[start]
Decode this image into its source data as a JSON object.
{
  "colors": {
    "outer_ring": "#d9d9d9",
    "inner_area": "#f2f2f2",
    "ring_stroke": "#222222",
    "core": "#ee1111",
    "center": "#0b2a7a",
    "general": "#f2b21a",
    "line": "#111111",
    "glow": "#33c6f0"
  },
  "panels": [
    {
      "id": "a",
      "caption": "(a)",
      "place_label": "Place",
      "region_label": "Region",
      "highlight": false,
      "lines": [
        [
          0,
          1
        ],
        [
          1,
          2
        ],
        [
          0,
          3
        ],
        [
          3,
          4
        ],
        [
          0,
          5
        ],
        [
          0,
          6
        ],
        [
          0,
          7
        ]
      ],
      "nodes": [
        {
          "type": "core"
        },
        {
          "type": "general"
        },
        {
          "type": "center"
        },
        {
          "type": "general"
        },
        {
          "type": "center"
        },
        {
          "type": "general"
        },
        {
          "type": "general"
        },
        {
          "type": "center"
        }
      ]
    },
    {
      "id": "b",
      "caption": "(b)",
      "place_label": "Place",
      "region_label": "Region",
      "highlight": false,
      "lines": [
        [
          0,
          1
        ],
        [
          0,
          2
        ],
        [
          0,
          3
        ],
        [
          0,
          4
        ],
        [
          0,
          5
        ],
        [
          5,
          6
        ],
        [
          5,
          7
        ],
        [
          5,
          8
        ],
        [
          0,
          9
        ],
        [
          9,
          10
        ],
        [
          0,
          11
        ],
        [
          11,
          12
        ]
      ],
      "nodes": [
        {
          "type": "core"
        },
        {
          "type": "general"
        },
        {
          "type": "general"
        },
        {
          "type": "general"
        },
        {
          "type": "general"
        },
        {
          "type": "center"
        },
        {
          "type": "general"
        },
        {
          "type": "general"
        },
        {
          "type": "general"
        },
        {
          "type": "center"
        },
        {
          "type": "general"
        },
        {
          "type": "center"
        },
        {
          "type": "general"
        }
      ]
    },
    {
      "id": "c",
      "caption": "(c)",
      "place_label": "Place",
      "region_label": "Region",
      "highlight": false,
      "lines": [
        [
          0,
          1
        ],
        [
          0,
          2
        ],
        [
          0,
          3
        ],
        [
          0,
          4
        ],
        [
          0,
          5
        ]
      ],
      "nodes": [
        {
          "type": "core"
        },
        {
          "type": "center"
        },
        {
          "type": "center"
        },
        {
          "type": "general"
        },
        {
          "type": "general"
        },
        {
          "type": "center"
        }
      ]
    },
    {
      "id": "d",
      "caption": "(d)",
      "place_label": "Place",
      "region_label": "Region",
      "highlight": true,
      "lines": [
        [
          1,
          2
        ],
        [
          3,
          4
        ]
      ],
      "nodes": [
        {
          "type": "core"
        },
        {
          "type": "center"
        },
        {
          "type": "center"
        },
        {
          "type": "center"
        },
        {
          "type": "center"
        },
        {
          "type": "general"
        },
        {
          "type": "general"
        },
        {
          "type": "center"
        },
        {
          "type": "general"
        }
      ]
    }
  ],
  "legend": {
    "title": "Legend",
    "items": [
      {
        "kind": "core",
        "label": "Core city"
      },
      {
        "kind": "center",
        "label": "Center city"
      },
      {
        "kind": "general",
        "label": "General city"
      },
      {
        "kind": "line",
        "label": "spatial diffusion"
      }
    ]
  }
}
[end]
__Problem to solve__.
Transcribe each entry precisely, missing none.

__Response to the task__.
Decode this image into its source data as a JSON object.
{
  "colors": {
    "outer_ring": "#d9d9d9",
    "inner_area": "#f2f2f2",
    "ring_stroke": "#222222",
    "core": "#ee1111",
    "center": "#0b2a7a",
    "general": "#f2b21a",
    "line": "#111111",
    "glow": "#33c6f0"
  },
  "panels": [
    {
      "id": "a",
      "caption": "(a)",
      "place_label": "Place",
      "region_label": "Region",
      "highlight": false,
      "lines": [
        [
          0,
          1
        ],
        [
          1,
          2
        ],
        [
          0,
          3
        ],
        [
          3,
          4
        ],
        [
          0,
          5
        ],
        [
          0,
          6
        ],
        [
          0,
          7
        ]
      ],
      "nodes": [
        {
          "type": "core"
        },
        {
          "type": "general"
        },
        {
          "type": "center"
        },
        {
          "type": "general"
        },
        {
          "type": "center"
        },
        {
          "type": "general"
        },
        {
          "type": "general"
        },
        {
          "type": "center"
        }
      ]
    },
    {
      "id": "b",
      "caption": "(b)",
      "place_label": "Place",
      "region_label": "Region",
      "highlight": false,
      "lines": [
        [
          0,
          1
        ],
        [
          0,
          2
        ],
        [
          0,
          3
        ],
        [
          0,
          4
        ],
        [
          0,
          5
        ],
        [
          5,
          6
        ],
        [
          5,
          7
        ],
        [
          5,
          8
        ],
        [
          0,
          9
        ],
        [
          9,
          10
        ],
        [
          0,
          11
        ],
        [
          11,
          12
        ]
      ],
      "nodes": [
        {
          "type": "core"
        },
        {
          "type": "general"
        },
        {
          "type": "general"
        },
        {
          "type": "general"
        },
        {
          "type": "general"
        },
        {
          "type": "center"
        },
        {
          "type": "general"
        },
        {
          "type": "general"
        },
        {
          "type": "general"
        },
        {
          "type": "center"
        },
        {
          "type": "general"
        },
        {
          "type": "center"
        },
        {
          "type": "general"
        }
      ]
    },
    {
      "id": "c",
      "caption": "(c)",
      "place_label": "Place",
      "region_label": "Region",
      "highlight": false,
      "lines": [
        [
          0,
          1
        ],
        [
          0,
          2
        ],
        [
          0,
          3
        ],
        [
          0,
          4
        ],
        [
          0,
          5
        ]
      ],
      "nodes": [
        {
          "type": "core"
        },
        {
          "type": "center"
        },
        {
          "type": "center"
        },
        {
          "type": "general"
        },
        {
          "type": "general"
        },
        {
          "type": "center"
        }
      ]
    },
    {
      "id": "d",
      "caption": "(d)",
      "place_label": "Place",
      "region_label": "Region",
      "highlight": true,
      "lines": [
        [
          1,
          2
        ],
        [
          3,
          4
        ]
      ],
      "nodes": [
        {
          "type": "core"
        },
        {
          "type": "center"
        },
        {
          "type": "center"
        },
        {
          "type": "center"
        },
        {
          "type": "center"
        },
        {
          "type": "general"
        },
        {
          "type": "general"
        },
        {
          "type": "center"
        },
        {
          "type": "general"
        }
      ]
    }
  ],
  "legend": {
    "title": "Legend",
    "items": [
      {
        "kind": "core",
        "label": "Core city"
      },
      {
        "kind": "center",
        "label": "Center city"
      },
      {
        "kind": "general",
        "label": "General city"
      },
      {
        "kind": "line",
        "label": "spatial diffusion"
      }
    ]
  }
}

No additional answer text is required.